<<<<

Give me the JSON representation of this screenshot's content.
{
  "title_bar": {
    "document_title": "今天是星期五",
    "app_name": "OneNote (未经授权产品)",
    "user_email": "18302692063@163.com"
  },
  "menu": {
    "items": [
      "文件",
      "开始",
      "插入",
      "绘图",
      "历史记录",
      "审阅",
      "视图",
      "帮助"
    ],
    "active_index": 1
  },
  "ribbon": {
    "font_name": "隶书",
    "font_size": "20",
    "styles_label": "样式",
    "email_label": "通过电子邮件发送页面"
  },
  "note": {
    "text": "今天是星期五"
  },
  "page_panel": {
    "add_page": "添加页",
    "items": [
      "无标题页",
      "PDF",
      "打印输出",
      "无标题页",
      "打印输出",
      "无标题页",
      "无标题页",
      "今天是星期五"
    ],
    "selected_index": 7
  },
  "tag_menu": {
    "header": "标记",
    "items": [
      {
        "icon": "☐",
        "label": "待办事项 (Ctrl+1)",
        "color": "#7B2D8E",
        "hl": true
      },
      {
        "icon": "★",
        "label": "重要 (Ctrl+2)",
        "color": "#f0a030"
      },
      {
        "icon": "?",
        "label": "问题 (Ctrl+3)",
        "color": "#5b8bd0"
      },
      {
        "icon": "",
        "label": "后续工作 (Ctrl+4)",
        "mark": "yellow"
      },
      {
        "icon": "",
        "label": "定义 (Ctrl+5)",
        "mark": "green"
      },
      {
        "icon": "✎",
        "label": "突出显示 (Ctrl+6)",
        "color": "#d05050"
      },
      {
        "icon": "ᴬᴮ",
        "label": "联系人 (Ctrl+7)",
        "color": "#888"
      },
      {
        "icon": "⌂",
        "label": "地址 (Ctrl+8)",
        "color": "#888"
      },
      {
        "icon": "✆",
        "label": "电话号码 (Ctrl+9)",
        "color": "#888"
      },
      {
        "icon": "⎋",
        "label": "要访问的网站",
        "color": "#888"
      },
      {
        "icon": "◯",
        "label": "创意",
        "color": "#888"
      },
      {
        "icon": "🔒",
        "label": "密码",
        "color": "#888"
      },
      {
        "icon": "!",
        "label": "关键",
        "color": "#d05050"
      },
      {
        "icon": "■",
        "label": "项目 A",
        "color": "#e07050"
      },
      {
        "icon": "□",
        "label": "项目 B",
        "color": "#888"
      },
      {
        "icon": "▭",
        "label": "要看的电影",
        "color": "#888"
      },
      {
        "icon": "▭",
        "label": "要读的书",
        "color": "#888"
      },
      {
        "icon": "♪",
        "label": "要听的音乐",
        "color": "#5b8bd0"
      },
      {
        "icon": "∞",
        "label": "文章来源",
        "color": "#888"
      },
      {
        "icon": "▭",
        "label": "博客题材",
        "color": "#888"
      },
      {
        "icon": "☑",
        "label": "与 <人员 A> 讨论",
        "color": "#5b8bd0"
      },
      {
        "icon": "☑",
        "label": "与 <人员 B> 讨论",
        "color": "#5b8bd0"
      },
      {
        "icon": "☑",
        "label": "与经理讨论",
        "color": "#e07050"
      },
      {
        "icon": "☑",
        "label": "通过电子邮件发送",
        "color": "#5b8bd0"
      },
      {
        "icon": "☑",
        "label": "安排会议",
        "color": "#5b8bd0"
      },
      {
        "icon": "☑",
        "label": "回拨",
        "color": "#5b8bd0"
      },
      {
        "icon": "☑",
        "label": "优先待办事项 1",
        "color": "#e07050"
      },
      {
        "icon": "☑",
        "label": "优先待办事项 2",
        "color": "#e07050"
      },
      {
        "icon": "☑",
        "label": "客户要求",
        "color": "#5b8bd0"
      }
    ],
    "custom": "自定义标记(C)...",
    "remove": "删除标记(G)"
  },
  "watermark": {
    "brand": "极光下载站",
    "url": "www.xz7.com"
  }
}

>>>>

Write out every record, exactly as written.

--- Exercise result ---
Give me the JSON representation of this screenshot's content.
{
  "title_bar": {
    "document_title": "今天是星期五",
    "app_name": "OneNote (未经授权产品)",
    "user_email": "18302692063@163.com"
  },
  "menu": {
    "items": [
      "文件",
      "开始",
      "插入",
      "绘图",
      "历史记录",
      "审阅",
      "视图",
      "帮助"
    ],
    "active_index": 1
  },
  "ribbon": {
    "font_name": "隶书",
    "font_size": "20",
    "styles_label": "样式",
    "email_label": "通过电子邮件发送页面"
  },
  "note": {
    "text": "今天是星期五"
  },
  "page_panel": {
    "add_page": "添加页",
    "items": [
      "无标题页",
      "PDF",
      "打印输出",
      "无标题页",
      "打印输出",
      "无标题页",
      "无标题页",
      "今天是星期五"
    ],
    "selected_index": 7
  },
  "tag_menu": {
    "header": "标记",
    "items": [
      {
        "icon": "☐",
        "label": "待办事项 (Ctrl+1)",
        "color": "#7B2D8E",
        "hl": true
      },
      {
        "icon": "★",
        "label": "重要 (Ctrl+2)",
        "color": "#f0a030"
      },
      {
        "icon": "?",
        "label": "问题 (Ctrl+3)",
        "color": "#5b8bd0"
      },
      {
        "icon": "",
        "label": "后续工作 (Ctrl+4)",
        "mark": "yellow"
      },
      {
        "icon": "",
        "label": "定义 (Ctrl+5)",
        "mark": "green"
      },
      {
        "icon": "✎",
        "label": "突出显示 (Ctrl+6)",
        "color": "#d05050"
      },
      {
        "icon": "ᴬᴮ",
        "label": "联系人 (Ctrl+7)",
        "color": "#888"
      },
      {
        "icon": "⌂",
        "label": "地址 (Ctrl+8)",
        "color": "#888"
      },
      {
        "icon": "✆",
        "label": "电话号码 (Ctrl+9)",
        "color": "#888"
      },
      {
        "icon": "⎋",
        "label": "要访问的网站",
        "color": "#888"
      },
      {
        "icon": "◯",
        "label": "创意",
        "color": "#888"
      },
      {
        "icon": "🔒",
        "label": "密码",
        "color": "#888"
      },
      {
        "icon": "!",
        "label": "关键",
        "color": "#d05050"
      },
      {
        "icon": "■",
        "label": "项目 A",
        "color": "#e07050"
      },
      {
        "icon": "□",
        "label": "项目 B",
        "color": "#888"
      },
      {
        "icon": "▭",
        "label": "要看的电影",
        "color": "#888"
      },
      {
        "icon": "▭",
        "label": "要读的书",
        "color": "#888"
      },
      {
        "icon": "♪",
        "label": "要听的音乐",
        "color": "#5b8bd0"
      },
      {
        "icon": "∞",
        "label": "文章来源",
        "color": "#888"
      },
      {
        "icon": "▭",
        "label": "博客题材",
        "color": "#888"
      },
      {
        "icon": "☑",
        "label": "与 <人员 A> 讨论",
        "color": "#5b8bd0"
      },
      {
        "icon": "☑",
        "label": "与 <人员 B> 讨论",
        "color": "#5b8bd0"
      },
      {
        "icon": "☑",
        "label": "与经理讨论",
        "color": "#e07050"
      },
      {
        "icon": "☑",
        "label": "通过电子邮件发送",
        "color": "#5b8bd0"
      },
      {
        "icon": "☑",
        "label": "安排会议",
        "color": "#5b8bd0"
      },
      {
        "icon": "☑",
        "label": "回拨",
        "color": "#5b8bd0"
      },
      {
        "icon": "☑",
        "label": "优先待办事项 1",
        "color": "#e07050"
      },
      {
        "icon": "☑",
        "label": "优先待办事项 2",
        "color": "#e07050"
      },
      {
        "icon": "☑",
        "label": "客户要求",
        "color": "#5b8bd0"
      }
    ],
    "custom": "自定义标记(C)...",
    "remove": "删除标记(G)"
  },
  "watermark": {
    "brand": "极光下载站",
    "url": "www.xz7.com"
  }
}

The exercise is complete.